■ Task directions ■
From the entries below, copy every line that holds the word "JSON".

* * * * *

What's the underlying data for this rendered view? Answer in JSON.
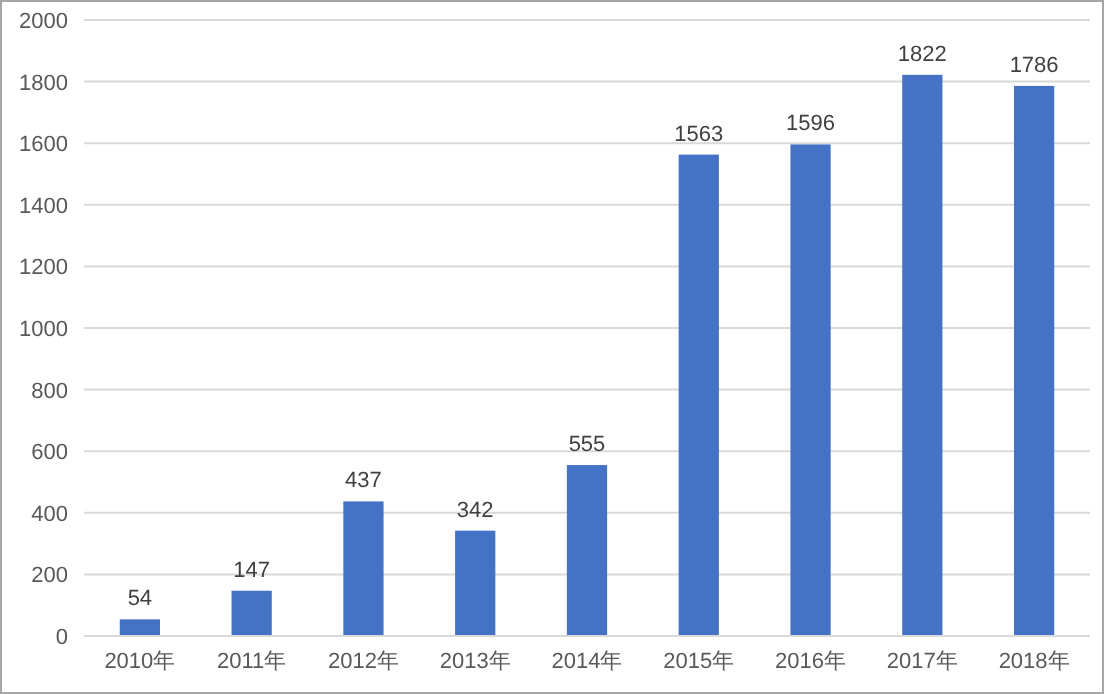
{
  "chart_data": {
    "type": "bar",
    "categories": [
      "2010年",
      "2011年",
      "2012年",
      "2013年",
      "2014年",
      "2015年",
      "2016年",
      "2017年",
      "2018年"
    ],
    "values": [
      54,
      147,
      437,
      342,
      555,
      1563,
      1596,
      1822,
      1786
    ],
    "color": "#4472c4",
    "ylim": [
      0,
      2000
    ],
    "yticks": [
      0,
      200,
      400,
      600,
      800,
      1000,
      1200,
      1400,
      1600,
      1800,
      2000
    ],
    "grid": "y",
    "data_labels": true
  }
}
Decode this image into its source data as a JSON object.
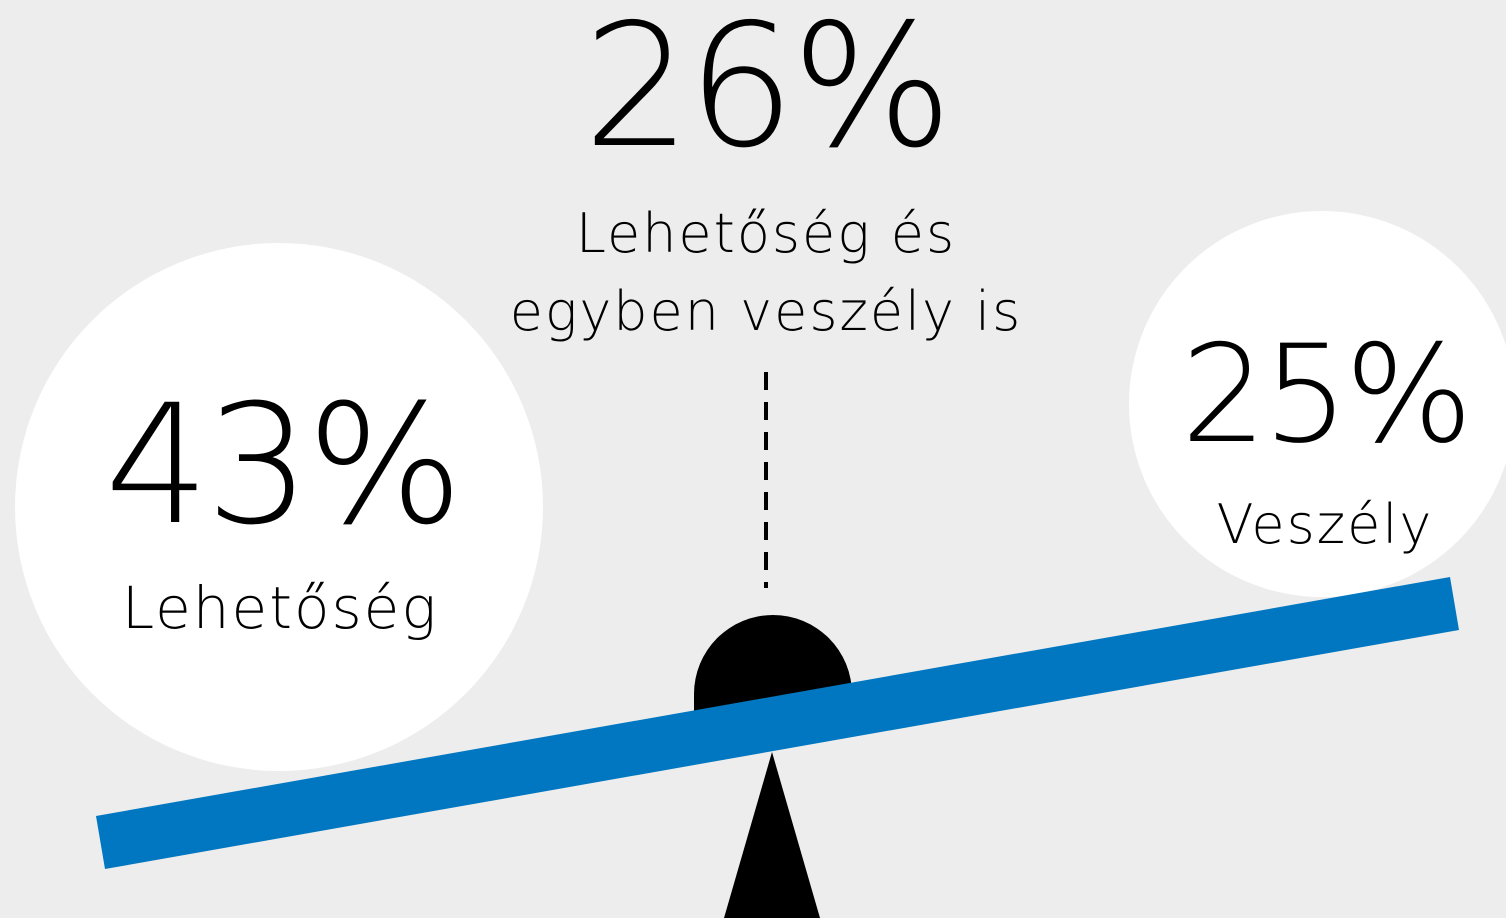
{
  "center": {
    "value": "26%",
    "lines": [
      "Lehetőség és",
      "egyben veszély is"
    ]
  },
  "left": {
    "value": "43%",
    "label": "Lehetőség"
  },
  "right": {
    "value": "25%",
    "label": "Veszély"
  }
}
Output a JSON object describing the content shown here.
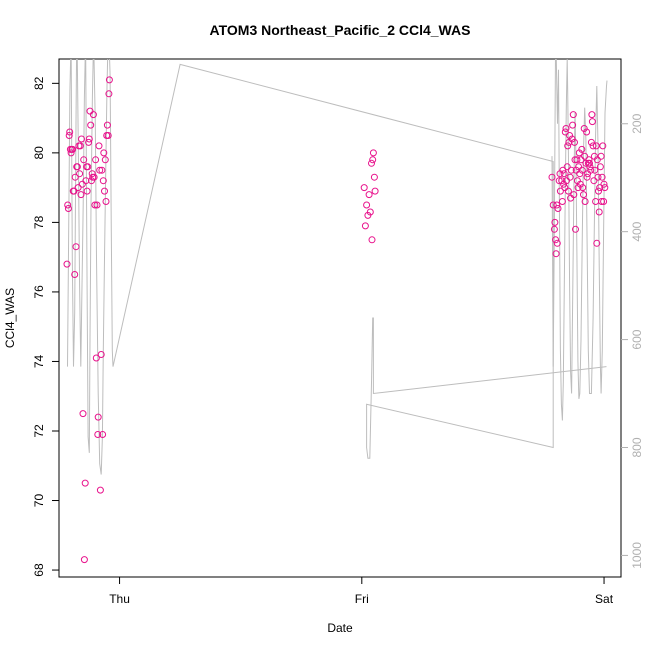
{
  "chart_data": {
    "type": "scatter",
    "title": "ATOM3 Northeast_Pacific_2 CCl4_WAS",
    "xlabel": "Date",
    "ylabel": "CCl4_WAS",
    "x_ticks": [
      {
        "day": 1,
        "label": "Thu"
      },
      {
        "day": 2,
        "label": "Fri"
      },
      {
        "day": 3,
        "label": "Sat"
      }
    ],
    "x_range": [
      0.75,
      3.07
    ],
    "y_range": [
      67.8,
      82.7
    ],
    "y_ticks": [
      68,
      70,
      72,
      74,
      76,
      78,
      80,
      82
    ],
    "y2_range": [
      80,
      1040
    ],
    "y2_ticks": [
      200,
      400,
      600,
      800,
      1000
    ],
    "y2_reversed": true,
    "point_color": "#e8128c",
    "line_color": "#bdbdbd",
    "grid": false,
    "series": [
      {
        "kind": "points",
        "points": [
          [
            0.783,
            76.8
          ],
          [
            0.786,
            78.5
          ],
          [
            0.789,
            78.4
          ],
          [
            0.792,
            80.5
          ],
          [
            0.794,
            80.6
          ],
          [
            0.797,
            80.1
          ],
          [
            0.8,
            80.0
          ],
          [
            0.803,
            80.1
          ],
          [
            0.806,
            80.1
          ],
          [
            0.809,
            78.9
          ],
          [
            0.812,
            78.9
          ],
          [
            0.815,
            76.5
          ],
          [
            0.817,
            79.3
          ],
          [
            0.82,
            77.3
          ],
          [
            0.823,
            79.6
          ],
          [
            0.826,
            79.6
          ],
          [
            0.829,
            79.0
          ],
          [
            0.832,
            80.2
          ],
          [
            0.835,
            79.4
          ],
          [
            0.838,
            80.2
          ],
          [
            0.841,
            78.8
          ],
          [
            0.843,
            80.4
          ],
          [
            0.846,
            79.1
          ],
          [
            0.849,
            72.5
          ],
          [
            0.852,
            79.8
          ],
          [
            0.855,
            68.3
          ],
          [
            0.858,
            70.5
          ],
          [
            0.861,
            79.2
          ],
          [
            0.864,
            79.6
          ],
          [
            0.866,
            78.9
          ],
          [
            0.869,
            79.6
          ],
          [
            0.872,
            80.3
          ],
          [
            0.875,
            80.4
          ],
          [
            0.878,
            81.2
          ],
          [
            0.881,
            80.8
          ],
          [
            0.884,
            79.2
          ],
          [
            0.887,
            79.4
          ],
          [
            0.889,
            79.3
          ],
          [
            0.892,
            81.1
          ],
          [
            0.895,
            79.3
          ],
          [
            0.898,
            78.5
          ],
          [
            0.901,
            79.8
          ],
          [
            0.904,
            74.1
          ],
          [
            0.907,
            78.5
          ],
          [
            0.91,
            71.9
          ],
          [
            0.912,
            72.4
          ],
          [
            0.915,
            80.2
          ],
          [
            0.918,
            79.5
          ],
          [
            0.921,
            70.3
          ],
          [
            0.924,
            74.2
          ],
          [
            0.927,
            79.5
          ],
          [
            0.93,
            71.9
          ],
          [
            0.933,
            79.2
          ],
          [
            0.935,
            80.0
          ],
          [
            0.938,
            78.9
          ],
          [
            0.941,
            79.8
          ],
          [
            0.944,
            78.6
          ],
          [
            0.947,
            80.5
          ],
          [
            0.95,
            80.8
          ],
          [
            0.953,
            80.5
          ],
          [
            0.956,
            81.7
          ],
          [
            0.958,
            82.1
          ],
          [
            2.01,
            79.0
          ],
          [
            2.015,
            77.9
          ],
          [
            2.02,
            78.5
          ],
          [
            2.025,
            78.2
          ],
          [
            2.03,
            78.8
          ],
          [
            2.035,
            78.3
          ],
          [
            2.04,
            79.7
          ],
          [
            2.042,
            77.5
          ],
          [
            2.045,
            79.8
          ],
          [
            2.048,
            80.0
          ],
          [
            2.052,
            79.3
          ],
          [
            2.055,
            78.9
          ],
          [
            2.785,
            79.3
          ],
          [
            2.79,
            78.5
          ],
          [
            2.795,
            77.8
          ],
          [
            2.797,
            78.0
          ],
          [
            2.8,
            77.5
          ],
          [
            2.802,
            77.1
          ],
          [
            2.805,
            78.5
          ],
          [
            2.807,
            77.4
          ],
          [
            2.81,
            78.4
          ],
          [
            2.815,
            79.2
          ],
          [
            2.818,
            79.4
          ],
          [
            2.82,
            78.9
          ],
          [
            2.825,
            79.2
          ],
          [
            2.828,
            78.6
          ],
          [
            2.83,
            79.5
          ],
          [
            2.833,
            79.1
          ],
          [
            2.835,
            79.4
          ],
          [
            2.838,
            79.0
          ],
          [
            2.84,
            80.6
          ],
          [
            2.843,
            80.7
          ],
          [
            2.845,
            79.2
          ],
          [
            2.848,
            79.6
          ],
          [
            2.85,
            80.2
          ],
          [
            2.853,
            78.9
          ],
          [
            2.855,
            80.3
          ],
          [
            2.858,
            80.5
          ],
          [
            2.86,
            79.3
          ],
          [
            2.862,
            78.7
          ],
          [
            2.865,
            79.5
          ],
          [
            2.868,
            80.4
          ],
          [
            2.87,
            80.8
          ],
          [
            2.873,
            81.1
          ],
          [
            2.875,
            78.8
          ],
          [
            2.878,
            80.3
          ],
          [
            2.88,
            79.8
          ],
          [
            2.882,
            77.8
          ],
          [
            2.885,
            79.5
          ],
          [
            2.888,
            79.8
          ],
          [
            2.89,
            79.2
          ],
          [
            2.893,
            79.0
          ],
          [
            2.895,
            79.6
          ],
          [
            2.898,
            80.0
          ],
          [
            2.9,
            79.4
          ],
          [
            2.902,
            79.1
          ],
          [
            2.905,
            79.8
          ],
          [
            2.908,
            80.1
          ],
          [
            2.91,
            79.5
          ],
          [
            2.912,
            79.0
          ],
          [
            2.915,
            78.8
          ],
          [
            2.918,
            80.7
          ],
          [
            2.92,
            79.9
          ],
          [
            2.922,
            78.6
          ],
          [
            2.925,
            79.7
          ],
          [
            2.928,
            80.6
          ],
          [
            2.93,
            79.3
          ],
          [
            2.932,
            79.4
          ],
          [
            2.935,
            79.7
          ],
          [
            2.938,
            79.8
          ],
          [
            2.94,
            79.7
          ],
          [
            2.942,
            79.6
          ],
          [
            2.945,
            79.5
          ],
          [
            2.948,
            80.3
          ],
          [
            2.95,
            81.1
          ],
          [
            2.952,
            80.9
          ],
          [
            2.955,
            80.2
          ],
          [
            2.958,
            79.2
          ],
          [
            2.96,
            79.9
          ],
          [
            2.962,
            79.5
          ],
          [
            2.965,
            78.6
          ],
          [
            2.968,
            80.2
          ],
          [
            2.97,
            77.4
          ],
          [
            2.972,
            79.8
          ],
          [
            2.975,
            79.3
          ],
          [
            2.977,
            78.9
          ],
          [
            2.98,
            78.3
          ],
          [
            2.982,
            79.0
          ],
          [
            2.985,
            79.6
          ],
          [
            2.988,
            79.9
          ],
          [
            2.99,
            78.6
          ],
          [
            2.992,
            79.3
          ],
          [
            2.995,
            80.2
          ],
          [
            2.998,
            78.6
          ],
          [
            3.0,
            79.1
          ],
          [
            3.003,
            79.0
          ]
        ]
      },
      {
        "kind": "altitude-line",
        "points": [
          [
            0.785,
            650
          ],
          [
            0.795,
            140
          ],
          [
            0.8,
            40
          ],
          [
            0.805,
            450
          ],
          [
            0.81,
            650
          ],
          [
            0.815,
            550
          ],
          [
            0.82,
            200
          ],
          [
            0.823,
            40
          ],
          [
            0.825,
            60
          ],
          [
            0.83,
            260
          ],
          [
            0.835,
            500
          ],
          [
            0.84,
            650
          ],
          [
            0.845,
            500
          ],
          [
            0.85,
            350
          ],
          [
            0.855,
            150
          ],
          [
            0.86,
            40
          ],
          [
            0.865,
            450
          ],
          [
            0.87,
            780
          ],
          [
            0.875,
            810
          ],
          [
            0.878,
            600
          ],
          [
            0.882,
            350
          ],
          [
            0.888,
            150
          ],
          [
            0.893,
            40
          ],
          [
            0.9,
            200
          ],
          [
            0.905,
            450
          ],
          [
            0.912,
            700
          ],
          [
            0.918,
            830
          ],
          [
            0.924,
            850
          ],
          [
            0.929,
            780
          ],
          [
            0.933,
            620
          ],
          [
            0.938,
            450
          ],
          [
            0.943,
            280
          ],
          [
            0.948,
            130
          ],
          [
            0.952,
            60
          ],
          [
            0.956,
            40
          ],
          [
            0.961,
            110
          ],
          [
            0.966,
            400
          ],
          [
            0.97,
            620
          ],
          [
            0.973,
            650
          ],
          [
            1.25,
            90
          ],
          [
            2.79,
            270
          ],
          [
            2.79,
            800
          ],
          [
            2.02,
            720
          ],
          [
            2.02,
            800
          ],
          [
            2.025,
            820
          ],
          [
            2.033,
            820
          ],
          [
            2.04,
            680
          ],
          [
            2.045,
            560
          ],
          [
            2.048,
            560
          ],
          [
            2.048,
            700
          ],
          [
            3.01,
            650
          ]
        ]
      },
      {
        "kind": "altitude-line",
        "points": [
          [
            2.785,
            260
          ],
          [
            2.79,
            650
          ],
          [
            2.795,
            380
          ],
          [
            2.8,
            40
          ],
          [
            2.803,
            80
          ],
          [
            2.808,
            200
          ],
          [
            2.812,
            100
          ],
          [
            2.816,
            380
          ],
          [
            2.82,
            620
          ],
          [
            2.824,
            720
          ],
          [
            2.828,
            750
          ],
          [
            2.832,
            680
          ],
          [
            2.836,
            500
          ],
          [
            2.84,
            320
          ],
          [
            2.844,
            170
          ],
          [
            2.848,
            80
          ],
          [
            2.85,
            140
          ],
          [
            2.854,
            300
          ],
          [
            2.858,
            500
          ],
          [
            2.862,
            660
          ],
          [
            2.866,
            700
          ],
          [
            2.868,
            620
          ],
          [
            2.872,
            470
          ],
          [
            2.876,
            300
          ],
          [
            2.88,
            180
          ],
          [
            2.884,
            260
          ],
          [
            2.888,
            440
          ],
          [
            2.892,
            640
          ],
          [
            2.896,
            710
          ],
          [
            2.9,
            700
          ],
          [
            2.905,
            600
          ],
          [
            2.91,
            420
          ],
          [
            2.915,
            250
          ],
          [
            2.92,
            170
          ],
          [
            2.925,
            230
          ],
          [
            2.93,
            420
          ],
          [
            2.935,
            620
          ],
          [
            2.94,
            700
          ],
          [
            2.948,
            700
          ],
          [
            2.955,
            560
          ],
          [
            2.96,
            380
          ],
          [
            2.965,
            220
          ],
          [
            2.97,
            130
          ],
          [
            2.975,
            240
          ],
          [
            2.98,
            460
          ],
          [
            2.985,
            650
          ],
          [
            2.988,
            700
          ],
          [
            2.993,
            620
          ],
          [
            2.998,
            400
          ],
          [
            3.004,
            180
          ],
          [
            3.01,
            130
          ],
          [
            3.012,
            120
          ]
        ]
      }
    ]
  }
}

* * * * *

■ Result below ■
What's the underlying data for this rendered view? Answer in JSON.
Decode this image into its source data as a JSON object.
Output a JSON object describing the content shown here.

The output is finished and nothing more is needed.